(Items listed in a dataset)
........
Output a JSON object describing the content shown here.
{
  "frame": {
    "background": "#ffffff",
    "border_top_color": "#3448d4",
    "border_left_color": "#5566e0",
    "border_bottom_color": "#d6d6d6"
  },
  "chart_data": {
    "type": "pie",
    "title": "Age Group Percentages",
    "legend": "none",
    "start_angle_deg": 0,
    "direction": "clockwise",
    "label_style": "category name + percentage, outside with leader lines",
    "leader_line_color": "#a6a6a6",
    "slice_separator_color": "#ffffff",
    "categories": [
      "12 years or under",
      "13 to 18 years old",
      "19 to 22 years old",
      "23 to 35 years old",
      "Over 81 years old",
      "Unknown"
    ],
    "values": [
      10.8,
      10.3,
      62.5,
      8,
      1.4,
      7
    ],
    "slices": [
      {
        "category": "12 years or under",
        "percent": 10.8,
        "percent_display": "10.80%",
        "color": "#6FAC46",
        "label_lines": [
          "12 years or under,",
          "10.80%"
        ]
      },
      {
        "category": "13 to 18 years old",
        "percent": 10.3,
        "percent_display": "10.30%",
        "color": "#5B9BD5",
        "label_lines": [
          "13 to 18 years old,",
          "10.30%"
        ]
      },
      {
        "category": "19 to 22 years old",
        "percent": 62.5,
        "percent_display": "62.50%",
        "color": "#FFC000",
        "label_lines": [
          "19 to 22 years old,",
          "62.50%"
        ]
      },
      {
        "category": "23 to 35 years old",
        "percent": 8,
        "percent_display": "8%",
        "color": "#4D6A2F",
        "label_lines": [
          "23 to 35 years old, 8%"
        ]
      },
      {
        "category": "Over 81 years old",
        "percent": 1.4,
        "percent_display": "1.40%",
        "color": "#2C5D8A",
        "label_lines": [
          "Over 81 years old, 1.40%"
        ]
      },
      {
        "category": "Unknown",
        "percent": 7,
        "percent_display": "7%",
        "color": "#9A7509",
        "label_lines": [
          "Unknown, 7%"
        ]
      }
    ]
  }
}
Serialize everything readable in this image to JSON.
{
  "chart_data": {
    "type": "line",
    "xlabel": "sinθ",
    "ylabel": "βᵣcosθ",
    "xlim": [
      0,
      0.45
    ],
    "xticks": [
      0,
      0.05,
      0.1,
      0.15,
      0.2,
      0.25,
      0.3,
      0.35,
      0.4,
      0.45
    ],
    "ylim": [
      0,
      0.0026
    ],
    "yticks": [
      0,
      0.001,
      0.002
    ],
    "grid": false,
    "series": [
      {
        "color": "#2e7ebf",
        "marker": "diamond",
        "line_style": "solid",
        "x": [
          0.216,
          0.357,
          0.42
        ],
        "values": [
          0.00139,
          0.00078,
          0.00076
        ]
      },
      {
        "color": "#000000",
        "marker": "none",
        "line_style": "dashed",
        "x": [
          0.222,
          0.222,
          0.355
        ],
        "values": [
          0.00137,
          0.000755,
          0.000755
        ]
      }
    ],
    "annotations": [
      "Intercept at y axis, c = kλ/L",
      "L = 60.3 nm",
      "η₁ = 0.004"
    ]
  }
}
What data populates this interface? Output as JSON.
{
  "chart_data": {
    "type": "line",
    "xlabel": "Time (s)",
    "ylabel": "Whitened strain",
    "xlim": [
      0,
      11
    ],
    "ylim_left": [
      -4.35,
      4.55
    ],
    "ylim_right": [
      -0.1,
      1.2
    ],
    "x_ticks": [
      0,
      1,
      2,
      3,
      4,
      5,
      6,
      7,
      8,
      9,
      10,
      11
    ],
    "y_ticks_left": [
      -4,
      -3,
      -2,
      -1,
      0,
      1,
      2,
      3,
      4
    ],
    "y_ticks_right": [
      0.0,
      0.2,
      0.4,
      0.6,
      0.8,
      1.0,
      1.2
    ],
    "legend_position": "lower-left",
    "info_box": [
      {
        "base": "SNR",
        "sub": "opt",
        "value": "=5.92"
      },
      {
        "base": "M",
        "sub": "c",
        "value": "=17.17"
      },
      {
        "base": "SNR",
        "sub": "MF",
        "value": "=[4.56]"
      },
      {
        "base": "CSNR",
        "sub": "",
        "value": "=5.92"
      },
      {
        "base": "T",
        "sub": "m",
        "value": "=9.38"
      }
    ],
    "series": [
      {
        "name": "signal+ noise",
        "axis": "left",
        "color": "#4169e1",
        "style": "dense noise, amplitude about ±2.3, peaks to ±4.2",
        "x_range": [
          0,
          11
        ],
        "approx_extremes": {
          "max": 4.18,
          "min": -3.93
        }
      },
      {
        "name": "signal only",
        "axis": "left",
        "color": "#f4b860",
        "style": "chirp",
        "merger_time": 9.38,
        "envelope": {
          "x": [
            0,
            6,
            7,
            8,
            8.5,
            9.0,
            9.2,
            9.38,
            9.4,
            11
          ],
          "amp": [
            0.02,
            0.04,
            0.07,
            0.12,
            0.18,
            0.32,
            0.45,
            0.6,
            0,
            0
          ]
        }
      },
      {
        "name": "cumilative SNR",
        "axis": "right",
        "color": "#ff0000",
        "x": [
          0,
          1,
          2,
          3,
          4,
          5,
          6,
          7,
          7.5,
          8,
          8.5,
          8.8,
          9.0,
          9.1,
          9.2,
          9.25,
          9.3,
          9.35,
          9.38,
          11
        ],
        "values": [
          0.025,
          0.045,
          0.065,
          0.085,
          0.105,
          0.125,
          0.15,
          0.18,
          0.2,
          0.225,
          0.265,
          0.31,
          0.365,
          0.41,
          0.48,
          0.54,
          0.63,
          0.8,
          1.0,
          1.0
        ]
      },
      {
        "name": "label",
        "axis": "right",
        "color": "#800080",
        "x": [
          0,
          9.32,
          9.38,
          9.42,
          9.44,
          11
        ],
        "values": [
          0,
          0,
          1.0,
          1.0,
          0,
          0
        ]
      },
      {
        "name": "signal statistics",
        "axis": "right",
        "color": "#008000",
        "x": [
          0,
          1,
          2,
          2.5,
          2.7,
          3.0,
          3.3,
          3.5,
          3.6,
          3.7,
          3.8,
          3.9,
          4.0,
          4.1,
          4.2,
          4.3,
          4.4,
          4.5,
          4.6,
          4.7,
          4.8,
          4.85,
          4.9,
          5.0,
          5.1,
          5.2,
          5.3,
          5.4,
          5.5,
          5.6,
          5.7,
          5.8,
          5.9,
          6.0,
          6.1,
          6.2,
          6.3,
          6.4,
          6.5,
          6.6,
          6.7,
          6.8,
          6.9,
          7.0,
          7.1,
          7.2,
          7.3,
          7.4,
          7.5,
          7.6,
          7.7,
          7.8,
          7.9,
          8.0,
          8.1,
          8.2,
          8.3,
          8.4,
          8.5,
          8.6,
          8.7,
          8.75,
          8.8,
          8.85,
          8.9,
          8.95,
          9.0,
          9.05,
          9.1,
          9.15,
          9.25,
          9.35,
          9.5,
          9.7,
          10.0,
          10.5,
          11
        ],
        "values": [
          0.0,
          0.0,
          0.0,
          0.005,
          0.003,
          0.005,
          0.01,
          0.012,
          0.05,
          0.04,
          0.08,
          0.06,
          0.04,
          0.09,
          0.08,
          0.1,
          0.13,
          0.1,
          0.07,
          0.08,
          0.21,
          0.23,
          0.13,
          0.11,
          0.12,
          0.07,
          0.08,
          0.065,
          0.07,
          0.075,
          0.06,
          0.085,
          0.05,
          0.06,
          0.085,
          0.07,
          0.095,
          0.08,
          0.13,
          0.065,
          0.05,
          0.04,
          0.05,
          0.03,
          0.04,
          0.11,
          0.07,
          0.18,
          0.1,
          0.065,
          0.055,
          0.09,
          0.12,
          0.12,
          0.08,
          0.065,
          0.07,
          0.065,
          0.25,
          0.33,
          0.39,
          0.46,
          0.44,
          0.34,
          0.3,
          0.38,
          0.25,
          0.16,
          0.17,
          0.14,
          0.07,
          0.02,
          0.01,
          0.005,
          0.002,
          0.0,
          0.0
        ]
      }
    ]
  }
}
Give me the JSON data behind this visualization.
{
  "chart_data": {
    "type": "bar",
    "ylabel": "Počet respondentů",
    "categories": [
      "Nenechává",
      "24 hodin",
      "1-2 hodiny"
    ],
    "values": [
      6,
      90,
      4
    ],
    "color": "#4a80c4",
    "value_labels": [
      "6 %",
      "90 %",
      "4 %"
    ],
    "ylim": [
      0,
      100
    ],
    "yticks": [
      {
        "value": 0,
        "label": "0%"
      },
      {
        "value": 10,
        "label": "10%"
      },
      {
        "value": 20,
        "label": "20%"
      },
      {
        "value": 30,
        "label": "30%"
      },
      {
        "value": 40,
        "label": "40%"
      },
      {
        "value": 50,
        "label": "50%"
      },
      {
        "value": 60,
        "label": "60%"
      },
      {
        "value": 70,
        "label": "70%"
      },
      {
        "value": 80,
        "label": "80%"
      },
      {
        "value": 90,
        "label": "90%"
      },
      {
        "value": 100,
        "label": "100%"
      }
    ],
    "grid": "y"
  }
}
........
Take every line from the data that contains the word "noise".

        "name": "signal+ noise",
        "style": "dense noise, amplitude about ±2.3, peaks to ±4.2",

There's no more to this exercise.